● Tekstfragment
========

Doe-het-zelven in het groen
Zelfbeheer kan de kwaliteit van de openbare ruimte verbeteren. Groenstroken, perkjes en pleinen, overal gaan bewoners met groene vingers aan de slag. Een mooie vorm van burgerparticipatie of ‘pure bezuiniging’?
De groenvakken op de Kruisberg liggen er niet allemaal even fraai bij. Het onkruid tiert welig. En in sommige vakken groeit het zelfs boven de originele beplanting uit, constateert bewoner Jacques Pot.
Sinds 2000 woont hij in de wijk Veldhuizen Vleuten-De Meern, een Vinexlocatie op nog geen kwartier rijden van Utrecht. Vijf jaar geleden bedacht hij samen met andere commissieleden van de bewonersvereniging het plan om de groenvakken in zelfbeheer te nemen. ‘Er lag gras, makkelijk en goedkoop in onderhoud. Maar wij vonden het lelijk en troosteloos in zo’n mooie straat, met uitzicht op water. Na een regenbui veranderde het polderlandschap in een modderpoel.’
Zijn plan was simpel: mooie beplanting aan beide zijden van de straat, bewoners doen het onderhoud. Nadat Pot zijn buren aan de waterzijde hierover informeerde, brak de hel los. Zij wilden geen bemoeienis van de overzijde en vreesden inkijk, terwijl Pot en zijn buren vrij uitzicht op het water wilden houden.

========

● Opdrachten
A. Vat het artikel over zelfbeheer van groen samen in twee zinnen.
B. Sinds welk jaar woont Jacques Pot volgens het artikel over zelfbeheer van groen in de wijk Veldhuizen?
C. Neem uit het artikel over zelfbeheer van groen letterlijk over vanaf "Doe-het-zelven in het" tot en met "of ‘pure bezuiniging’?".

[Gegevens van lay-outgebieden]
========

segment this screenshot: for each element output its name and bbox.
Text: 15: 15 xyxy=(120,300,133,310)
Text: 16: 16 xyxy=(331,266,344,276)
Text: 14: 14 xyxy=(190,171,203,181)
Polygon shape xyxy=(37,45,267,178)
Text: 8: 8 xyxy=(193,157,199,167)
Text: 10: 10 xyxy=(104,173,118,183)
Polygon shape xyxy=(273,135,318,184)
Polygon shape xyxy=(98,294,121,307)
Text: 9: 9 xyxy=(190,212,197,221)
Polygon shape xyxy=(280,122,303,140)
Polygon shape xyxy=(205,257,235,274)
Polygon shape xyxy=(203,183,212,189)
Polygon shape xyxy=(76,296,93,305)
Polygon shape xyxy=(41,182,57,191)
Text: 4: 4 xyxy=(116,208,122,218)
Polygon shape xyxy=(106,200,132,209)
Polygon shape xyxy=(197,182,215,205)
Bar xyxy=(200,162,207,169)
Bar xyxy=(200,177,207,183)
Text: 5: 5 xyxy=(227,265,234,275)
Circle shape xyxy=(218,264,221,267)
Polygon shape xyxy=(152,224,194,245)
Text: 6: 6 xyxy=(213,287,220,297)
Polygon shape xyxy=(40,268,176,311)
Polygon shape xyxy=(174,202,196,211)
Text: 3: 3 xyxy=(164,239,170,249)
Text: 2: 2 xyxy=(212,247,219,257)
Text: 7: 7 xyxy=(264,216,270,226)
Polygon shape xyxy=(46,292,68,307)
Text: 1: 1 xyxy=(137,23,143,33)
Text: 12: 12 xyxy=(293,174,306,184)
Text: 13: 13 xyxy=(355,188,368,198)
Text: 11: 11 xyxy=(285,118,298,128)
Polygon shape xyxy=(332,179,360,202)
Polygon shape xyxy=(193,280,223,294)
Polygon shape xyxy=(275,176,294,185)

========

● Uitgewerkte opgaven
A. Overal gaan bewoners aan de slag met groenstroken, perkjes en pleinen, en zelfbeheer kan de kwaliteit van de openbare ruimte verbeteren, al is het de vraag of het om burgerparticipatie of om pure bezuiniging gaat. In de wijk Veldhuizen bedacht bewoner Jacques Pot met andere commissieleden van de bewonersvereniging een plan om de groenvakken in zelfbeheer te nemen, maar zijn buren aan de waterzijde wilden geen bemoeienis van de overzijde en vreesden inkijk.

B. Sinds 2000.

C.
Doe-het-zelven in het groen
Zelfbeheer kan de kwaliteit van de openbare ruimte verbeteren. Groenstroken, perkjes en pleinen, overal gaan bewoners met groene vingers aan de slag. Een mooie vorm van burgerparticipatie of ‘pure bezuiniging’?